__Exercise prompt__. Transcribe all of the material exactly, except for its pictures.

** START **

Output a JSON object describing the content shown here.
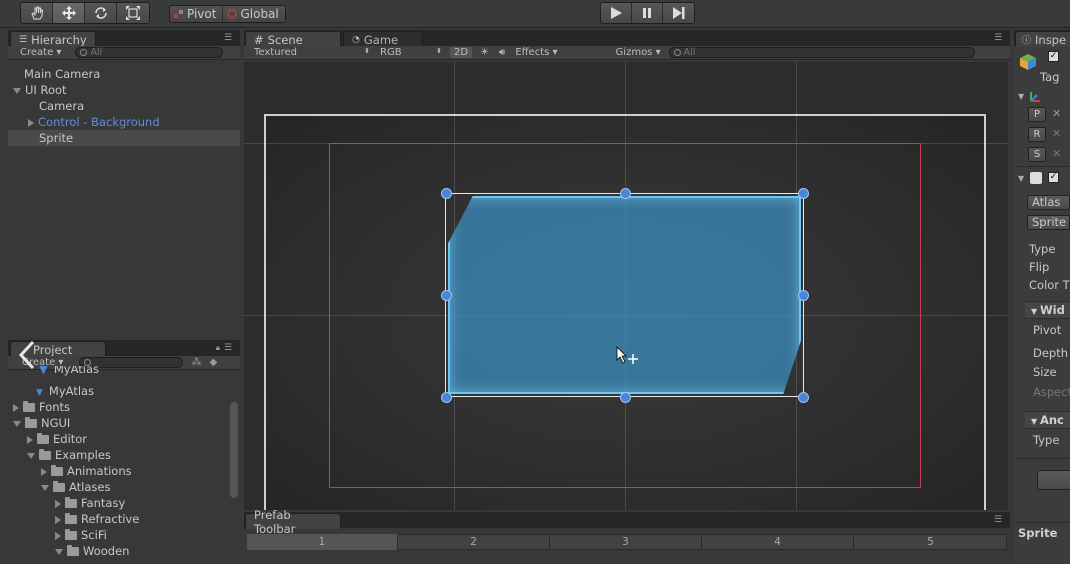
{
  "toolbar": {
    "tools": [
      "hand-tool-icon",
      "move-tool-icon",
      "rotate-tool-icon",
      "scale-tool-icon"
    ],
    "pivot_label": "Pivot",
    "global_label": "Global"
  },
  "hierarchy": {
    "tab_label": "Hierarchy",
    "create_label": "Create",
    "search_placeholder": "All",
    "items": [
      {
        "label": "Main Camera"
      },
      {
        "label": "UI Root"
      },
      {
        "label": "Camera"
      },
      {
        "label": "Control - Background"
      },
      {
        "label": "Sprite"
      }
    ]
  },
  "scene": {
    "tab_label": "Scene",
    "game_tab_label": "Game",
    "render_mode": "Textured",
    "color_mode": "RGB",
    "toggle_2d": "2D",
    "effects_label": "Effects",
    "gizmos_label": "Gizmos",
    "search_placeholder": "All"
  },
  "project": {
    "tab_label": "Project",
    "create_label": "Create",
    "items": [
      {
        "label": "MyAtlas"
      },
      {
        "label": "MyAtlas"
      },
      {
        "label": "Fonts"
      },
      {
        "label": "NGUI"
      },
      {
        "label": "Editor"
      },
      {
        "label": "Examples"
      },
      {
        "label": "Animations"
      },
      {
        "label": "Atlases"
      },
      {
        "label": "Fantasy"
      },
      {
        "label": "Refractive"
      },
      {
        "label": "SciFi"
      },
      {
        "label": "Wooden"
      }
    ]
  },
  "inspector": {
    "tab_label": "Inspe",
    "tag_label": "Tag",
    "transform_buttons": [
      "P",
      "R",
      "S"
    ],
    "atlas_button": "Atlas",
    "sprite_button": "Sprite",
    "labels": [
      "Type",
      "Flip",
      "Color T"
    ],
    "widget_section": "Wid",
    "widget_labels": [
      "Pivot",
      "Depth",
      "Size",
      "Aspect"
    ],
    "anchor_section": "Anc",
    "anchor_type_label": "Type",
    "bottom_label": "Sprite"
  },
  "prefab_toolbar": {
    "tab_label": "Prefab Toolbar",
    "pages": [
      "1",
      "2",
      "3",
      "4",
      "5"
    ]
  },
  "colors": {
    "selection_link": "#5d8fd8",
    "sprite_blue": "#4a86d8",
    "game_rect": "#c83c55"
  }
}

** END **

__Expected answer__.
Output a JSON object describing the content shown here.
{
  "toolbar": {
    "tools": [
      "hand-tool-icon",
      "move-tool-icon",
      "rotate-tool-icon",
      "scale-tool-icon"
    ],
    "pivot_label": "Pivot",
    "global_label": "Global"
  },
  "hierarchy": {
    "tab_label": "Hierarchy",
    "create_label": "Create",
    "search_placeholder": "All",
    "items": [
      {
        "label": "Main Camera"
      },
      {
        "label": "UI Root"
      },
      {
        "label": "Camera"
      },
      {
        "label": "Control - Background"
      },
      {
        "label": "Sprite"
      }
    ]
  },
  "scene": {
    "tab_label": "Scene",
    "game_tab_label": "Game",
    "render_mode": "Textured",
    "color_mode": "RGB",
    "toggle_2d": "2D",
    "effects_label": "Effects",
    "gizmos_label": "Gizmos",
    "search_placeholder": "All"
  },
  "project": {
    "tab_label": "Project",
    "create_label": "Create",
    "items": [
      {
        "label": "MyAtlas"
      },
      {
        "label": "MyAtlas"
      },
      {
        "label": "Fonts"
      },
      {
        "label": "NGUI"
      },
      {
        "label": "Editor"
      },
      {
        "label": "Examples"
      },
      {
        "label": "Animations"
      },
      {
        "label": "Atlases"
      },
      {
        "label": "Fantasy"
      },
      {
        "label": "Refractive"
      },
      {
        "label": "SciFi"
      },
      {
        "label": "Wooden"
      }
    ]
  },
  "inspector": {
    "tab_label": "Inspe",
    "tag_label": "Tag",
    "transform_buttons": [
      "P",
      "R",
      "S"
    ],
    "atlas_button": "Atlas",
    "sprite_button": "Sprite",
    "labels": [
      "Type",
      "Flip",
      "Color T"
    ],
    "widget_section": "Wid",
    "widget_labels": [
      "Pivot",
      "Depth",
      "Size",
      "Aspect"
    ],
    "anchor_section": "Anc",
    "anchor_type_label": "Type",
    "bottom_label": "Sprite"
  },
  "prefab_toolbar": {
    "tab_label": "Prefab Toolbar",
    "pages": [
      "1",
      "2",
      "3",
      "4",
      "5"
    ]
  },
  "colors": {
    "selection_link": "#5d8fd8",
    "sprite_blue": "#4a86d8",
    "game_rect": "#c83c55"
  }
}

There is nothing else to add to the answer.